# Material start

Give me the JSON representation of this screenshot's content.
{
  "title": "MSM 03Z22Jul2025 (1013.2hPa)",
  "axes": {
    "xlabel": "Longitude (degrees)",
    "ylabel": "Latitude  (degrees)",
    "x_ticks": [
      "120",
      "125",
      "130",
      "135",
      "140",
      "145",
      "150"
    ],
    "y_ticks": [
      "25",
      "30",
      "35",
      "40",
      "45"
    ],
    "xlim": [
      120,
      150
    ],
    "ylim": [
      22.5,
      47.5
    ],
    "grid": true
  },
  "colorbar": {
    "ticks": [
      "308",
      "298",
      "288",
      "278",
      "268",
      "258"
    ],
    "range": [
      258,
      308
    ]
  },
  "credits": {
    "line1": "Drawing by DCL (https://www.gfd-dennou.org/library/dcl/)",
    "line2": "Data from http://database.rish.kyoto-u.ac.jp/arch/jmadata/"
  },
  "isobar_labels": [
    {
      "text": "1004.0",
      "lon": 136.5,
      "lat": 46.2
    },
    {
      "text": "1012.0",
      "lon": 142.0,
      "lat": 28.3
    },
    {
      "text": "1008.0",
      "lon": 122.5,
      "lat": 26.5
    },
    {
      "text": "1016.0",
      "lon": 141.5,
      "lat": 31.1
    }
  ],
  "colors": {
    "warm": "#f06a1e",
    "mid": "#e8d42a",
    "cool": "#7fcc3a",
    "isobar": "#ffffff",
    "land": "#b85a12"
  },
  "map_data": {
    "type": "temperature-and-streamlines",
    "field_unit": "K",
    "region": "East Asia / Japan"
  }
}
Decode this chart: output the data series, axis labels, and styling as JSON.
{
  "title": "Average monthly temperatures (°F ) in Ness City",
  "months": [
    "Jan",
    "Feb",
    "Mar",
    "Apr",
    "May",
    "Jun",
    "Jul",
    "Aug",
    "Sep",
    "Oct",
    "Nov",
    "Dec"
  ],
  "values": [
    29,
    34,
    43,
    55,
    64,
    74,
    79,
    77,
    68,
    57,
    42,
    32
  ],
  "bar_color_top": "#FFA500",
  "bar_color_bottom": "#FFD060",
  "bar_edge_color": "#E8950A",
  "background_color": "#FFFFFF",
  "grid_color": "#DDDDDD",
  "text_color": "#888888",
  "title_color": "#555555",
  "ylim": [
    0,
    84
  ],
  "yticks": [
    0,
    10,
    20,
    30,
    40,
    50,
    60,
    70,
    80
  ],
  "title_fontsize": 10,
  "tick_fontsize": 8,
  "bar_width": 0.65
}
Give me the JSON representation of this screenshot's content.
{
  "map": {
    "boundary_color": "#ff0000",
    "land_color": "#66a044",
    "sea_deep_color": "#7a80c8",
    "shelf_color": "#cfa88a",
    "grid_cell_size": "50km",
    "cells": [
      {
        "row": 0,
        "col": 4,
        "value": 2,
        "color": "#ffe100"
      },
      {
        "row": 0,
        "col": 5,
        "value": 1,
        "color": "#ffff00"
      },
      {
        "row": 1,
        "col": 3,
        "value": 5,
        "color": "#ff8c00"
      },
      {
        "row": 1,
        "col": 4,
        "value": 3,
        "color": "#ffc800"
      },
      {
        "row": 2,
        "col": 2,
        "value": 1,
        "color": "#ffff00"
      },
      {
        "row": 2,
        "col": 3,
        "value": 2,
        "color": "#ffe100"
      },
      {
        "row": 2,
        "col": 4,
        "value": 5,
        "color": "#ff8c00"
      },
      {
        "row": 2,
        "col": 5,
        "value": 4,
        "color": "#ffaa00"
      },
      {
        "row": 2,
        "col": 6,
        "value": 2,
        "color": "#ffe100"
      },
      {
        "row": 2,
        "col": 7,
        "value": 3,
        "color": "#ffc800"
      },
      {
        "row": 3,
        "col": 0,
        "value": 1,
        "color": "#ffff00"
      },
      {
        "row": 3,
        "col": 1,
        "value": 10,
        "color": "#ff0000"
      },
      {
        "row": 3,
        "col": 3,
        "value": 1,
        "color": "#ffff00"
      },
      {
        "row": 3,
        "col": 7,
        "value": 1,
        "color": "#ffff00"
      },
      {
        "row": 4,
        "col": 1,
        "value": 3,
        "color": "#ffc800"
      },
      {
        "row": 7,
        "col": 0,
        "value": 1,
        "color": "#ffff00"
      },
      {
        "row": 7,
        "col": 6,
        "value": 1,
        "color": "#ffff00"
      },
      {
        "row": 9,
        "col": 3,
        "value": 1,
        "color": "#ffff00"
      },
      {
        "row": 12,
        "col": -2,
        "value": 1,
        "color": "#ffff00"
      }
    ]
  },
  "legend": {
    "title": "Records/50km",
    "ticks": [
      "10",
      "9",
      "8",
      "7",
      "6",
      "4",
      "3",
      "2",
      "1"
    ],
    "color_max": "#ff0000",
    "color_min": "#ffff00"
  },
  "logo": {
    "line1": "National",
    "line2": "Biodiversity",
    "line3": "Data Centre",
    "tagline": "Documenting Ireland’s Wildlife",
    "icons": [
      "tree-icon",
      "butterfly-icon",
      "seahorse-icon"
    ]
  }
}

# Material end

_Description of the task_: Go through the records above and set each one down exactly, please.

_Finished exercise_:
Give me the JSON representation of this screenshot's content.
{
  "title": "MSM 03Z22Jul2025 (1013.2hPa)",
  "axes": {
    "xlabel": "Longitude (degrees)",
    "ylabel": "Latitude  (degrees)",
    "x_ticks": [
      "120",
      "125",
      "130",
      "135",
      "140",
      "145",
      "150"
    ],
    "y_ticks": [
      "25",
      "30",
      "35",
      "40",
      "45"
    ],
    "xlim": [
      120,
      150
    ],
    "ylim": [
      22.5,
      47.5
    ],
    "grid": true
  },
  "colorbar": {
    "ticks": [
      "308",
      "298",
      "288",
      "278",
      "268",
      "258"
    ],
    "range": [
      258,
      308
    ]
  },
  "credits": {
    "line1": "Drawing by DCL (https://www.gfd-dennou.org/library/dcl/)",
    "line2": "Data from http://database.rish.kyoto-u.ac.jp/arch/jmadata/"
  },
  "isobar_labels": [
    {
      "text": "1004.0",
      "lon": 136.5,
      "lat": 46.2
    },
    {
      "text": "1012.0",
      "lon": 142.0,
      "lat": 28.3
    },
    {
      "text": "1008.0",
      "lon": 122.5,
      "lat": 26.5
    },
    {
      "text": "1016.0",
      "lon": 141.5,
      "lat": 31.1
    }
  ],
  "colors": {
    "warm": "#f06a1e",
    "mid": "#e8d42a",
    "cool": "#7fcc3a",
    "isobar": "#ffffff",
    "land": "#b85a12"
  },
  "map_data": {
    "type": "temperature-and-streamlines",
    "field_unit": "K",
    "region": "East Asia / Japan"
  }
}
Decode this chart: output the data series, axis labels, and styling as JSON.
{
  "title": "Average monthly temperatures (°F ) in Ness City",
  "months": [
    "Jan",
    "Feb",
    "Mar",
    "Apr",
    "May",
    "Jun",
    "Jul",
    "Aug",
    "Sep",
    "Oct",
    "Nov",
    "Dec"
  ],
  "values": [
    29,
    34,
    43,
    55,
    64,
    74,
    79,
    77,
    68,
    57,
    42,
    32
  ],
  "bar_color_top": "#FFA500",
  "bar_color_bottom": "#FFD060",
  "bar_edge_color": "#E8950A",
  "background_color": "#FFFFFF",
  "grid_color": "#DDDDDD",
  "text_color": "#888888",
  "title_color": "#555555",
  "ylim": [
    0,
    84
  ],
  "yticks": [
    0,
    10,
    20,
    30,
    40,
    50,
    60,
    70,
    80
  ],
  "title_fontsize": 10,
  "tick_fontsize": 8,
  "bar_width": 0.65
}
Give me the JSON representation of this screenshot's content.
{
  "map": {
    "boundary_color": "#ff0000",
    "land_color": "#66a044",
    "sea_deep_color": "#7a80c8",
    "shelf_color": "#cfa88a",
    "grid_cell_size": "50km",
    "cells": [
      {
        "row": 0,
        "col": 4,
        "value": 2,
        "color": "#ffe100"
      },
      {
        "row": 0,
        "col": 5,
        "value": 1,
        "color": "#ffff00"
      },
      {
        "row": 1,
        "col": 3,
        "value": 5,
        "color": "#ff8c00"
      },
      {
        "row": 1,
        "col": 4,
        "value": 3,
        "color": "#ffc800"
      },
      {
        "row": 2,
        "col": 2,
        "value": 1,
        "color": "#ffff00"
      },
      {
        "row": 2,
        "col": 3,
        "value": 2,
        "color": "#ffe100"
      },
      {
        "row": 2,
        "col": 4,
        "value": 5,
        "color": "#ff8c00"
      },
      {
        "row": 2,
        "col": 5,
        "value": 4,
        "color": "#ffaa00"
      },
      {
        "row": 2,
        "col": 6,
        "value": 2,
        "color": "#ffe100"
      },
      {
        "row": 2,
        "col": 7,
        "value": 3,
        "color": "#ffc800"
      },
      {
        "row": 3,
        "col": 0,
        "value": 1,
        "color": "#ffff00"
      },
      {
        "row": 3,
        "col": 1,
        "value": 10,
        "color": "#ff0000"
      },
      {
        "row": 3,
        "col": 3,
        "value": 1,
        "color": "#ffff00"
      },
      {
        "row": 3,
        "col": 7,
        "value": 1,
        "color": "#ffff00"
      },
      {
        "row": 4,
        "col": 1,
        "value": 3,
        "color": "#ffc800"
      },
      {
        "row": 7,
        "col": 0,
        "value": 1,
        "color": "#ffff00"
      },
      {
        "row": 7,
        "col": 6,
        "value": 1,
        "color": "#ffff00"
      },
      {
        "row": 9,
        "col": 3,
        "value": 1,
        "color": "#ffff00"
      },
      {
        "row": 12,
        "col": -2,
        "value": 1,
        "color": "#ffff00"
      }
    ]
  },
  "legend": {
    "title": "Records/50km",
    "ticks": [
      "10",
      "9",
      "8",
      "7",
      "6",
      "4",
      "3",
      "2",
      "1"
    ],
    "color_max": "#ff0000",
    "color_min": "#ffff00"
  },
  "logo": {
    "line1": "National",
    "line2": "Biodiversity",
    "line3": "Data Centre",
    "tagline": "Documenting Ireland’s Wildlife",
    "icons": [
      "tree-icon",
      "butterfly-icon",
      "seahorse-icon"
    ]
  }
}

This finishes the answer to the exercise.